### Exercise instructions
Can you copy out the data exactly? Leave the images out.

### Given records
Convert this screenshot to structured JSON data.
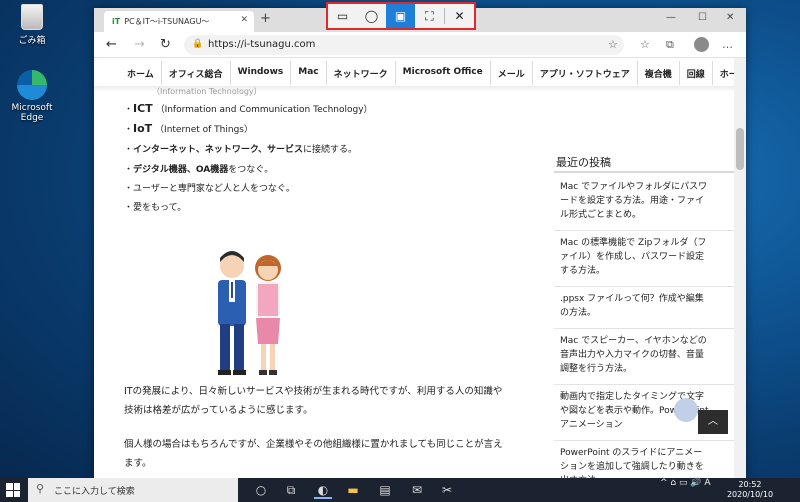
{
  "desktop": {
    "recycle_label": "ごみ箱",
    "edge_label": "Microsoft Edge"
  },
  "snip_toolbar": {
    "buttons": [
      {
        "name": "rectangular-snip",
        "glyph": "▭",
        "active": false
      },
      {
        "name": "freeform-snip",
        "glyph": "◯",
        "active": false
      },
      {
        "name": "window-snip",
        "glyph": "▣",
        "active": true
      },
      {
        "name": "fullscreen-snip",
        "glyph": "⛶",
        "active": false
      },
      {
        "name": "close",
        "glyph": "✕",
        "active": false
      }
    ],
    "highlight_color": "#e0282a",
    "active_color": "#1e7fd8"
  },
  "browser": {
    "tab_title": "PC＆IT〜i-TSUNAGU〜",
    "tab_favicon": "iT",
    "url": "https://i-tsunagu.com",
    "controls": {
      "minimize": "—",
      "maximize": "☐",
      "close": "✕",
      "new_tab": "+"
    },
    "nav": {
      "back": "←",
      "forward": "→",
      "refresh": "↻"
    },
    "toolbar_icons": {
      "favorite": "☆",
      "favorites": "☆",
      "collections": "⧉"
    }
  },
  "menu": [
    "ホーム",
    "オフィス総合",
    "Windows",
    "Mac",
    "ネットワーク",
    "Microsoft Office",
    "メール",
    "アプリ・ソフトウェア",
    "複合機",
    "回線",
    "ホーム"
  ],
  "content": {
    "partial_top": "（Information Technology）",
    "bullets": [
      {
        "bold": "ICT",
        "rest": "（Information and Communication Technology）"
      },
      {
        "bold": "IoT",
        "rest": "（Internet of Things）"
      },
      {
        "bold": "インターネット、ネットワーク、サービス",
        "rest": "に接続する。"
      },
      {
        "bold": "デジタル機器、OA機器",
        "rest": "をつなぐ。"
      },
      {
        "bold": "",
        "rest": "ユーザーと専門家など人と人をつなぐ。"
      },
      {
        "bold": "",
        "rest": "愛をもって。"
      }
    ],
    "bullet_mark": "・",
    "para1": "ITの発展により、日々新しいサービスや技術が生まれる時代ですが、利用する人の知識や技術は格差が広がっているように感じます。",
    "para2": "個人様の場合はもちろんですが、企業様やその他組織様に置かれましても同じことが言えます。"
  },
  "sidebar": {
    "title": "最近の投稿",
    "posts": [
      "Mac でファイルやフォルダにパスワードを設定する方法。用途・ファイル形式ごとまとめ。",
      "Mac の標準機能で Zipフォルダ（ファイル）を作成し、パスワード設定する方法。",
      ".ppsx ファイルって何？作成や編集の方法。",
      "Mac でスピーカー、イヤホンなどの音声出力や入力マイクの切替、音量調整を行う方法。",
      "動画内で指定したタイミングで文字や図などを表示や動作。PowerPoint アニメーション",
      "PowerPoint のスライドにアニメーションを追加して強調したり動きを出す方法"
    ],
    "back_to_top": "︿"
  },
  "taskbar": {
    "search_placeholder": "ここに入力して検索",
    "time": "20:52",
    "date": "2020/10/10",
    "tray": "^ ⌂ ▭ 🔊 A"
  }
}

### Written response
Convert this screenshot to structured JSON data.
{
  "desktop": {
    "recycle_label": "ごみ箱",
    "edge_label": "Microsoft Edge"
  },
  "snip_toolbar": {
    "buttons": [
      {
        "name": "rectangular-snip",
        "glyph": "▭",
        "active": false
      },
      {
        "name": "freeform-snip",
        "glyph": "◯",
        "active": false
      },
      {
        "name": "window-snip",
        "glyph": "▣",
        "active": true
      },
      {
        "name": "fullscreen-snip",
        "glyph": "⛶",
        "active": false
      },
      {
        "name": "close",
        "glyph": "✕",
        "active": false
      }
    ],
    "highlight_color": "#e0282a",
    "active_color": "#1e7fd8"
  },
  "browser": {
    "tab_title": "PC＆IT〜i-TSUNAGU〜",
    "tab_favicon": "iT",
    "url": "https://i-tsunagu.com",
    "controls": {
      "minimize": "—",
      "maximize": "☐",
      "close": "✕",
      "new_tab": "+"
    },
    "nav": {
      "back": "←",
      "forward": "→",
      "refresh": "↻"
    },
    "toolbar_icons": {
      "favorite": "☆",
      "favorites": "☆",
      "collections": "⧉"
    }
  },
  "menu": [
    "ホーム",
    "オフィス総合",
    "Windows",
    "Mac",
    "ネットワーク",
    "Microsoft Office",
    "メール",
    "アプリ・ソフトウェア",
    "複合機",
    "回線",
    "ホーム"
  ],
  "content": {
    "partial_top": "（Information Technology）",
    "bullets": [
      {
        "bold": "ICT",
        "rest": "（Information and Communication Technology）"
      },
      {
        "bold": "IoT",
        "rest": "（Internet of Things）"
      },
      {
        "bold": "インターネット、ネットワーク、サービス",
        "rest": "に接続する。"
      },
      {
        "bold": "デジタル機器、OA機器",
        "rest": "をつなぐ。"
      },
      {
        "bold": "",
        "rest": "ユーザーと専門家など人と人をつなぐ。"
      },
      {
        "bold": "",
        "rest": "愛をもって。"
      }
    ],
    "bullet_mark": "・",
    "para1": "ITの発展により、日々新しいサービスや技術が生まれる時代ですが、利用する人の知識や技術は格差が広がっているように感じます。",
    "para2": "個人様の場合はもちろんですが、企業様やその他組織様に置かれましても同じことが言えます。"
  },
  "sidebar": {
    "title": "最近の投稿",
    "posts": [
      "Mac でファイルやフォルダにパスワードを設定する方法。用途・ファイル形式ごとまとめ。",
      "Mac の標準機能で Zipフォルダ（ファイル）を作成し、パスワード設定する方法。",
      ".ppsx ファイルって何？作成や編集の方法。",
      "Mac でスピーカー、イヤホンなどの音声出力や入力マイクの切替、音量調整を行う方法。",
      "動画内で指定したタイミングで文字や図などを表示や動作。PowerPoint アニメーション",
      "PowerPoint のスライドにアニメーションを追加して強調したり動きを出す方法"
    ],
    "back_to_top": "︿"
  },
  "taskbar": {
    "search_placeholder": "ここに入力して検索",
    "time": "20:52",
    "date": "2020/10/10",
    "tray": "^ ⌂ ▭ 🔊 A"
  }
}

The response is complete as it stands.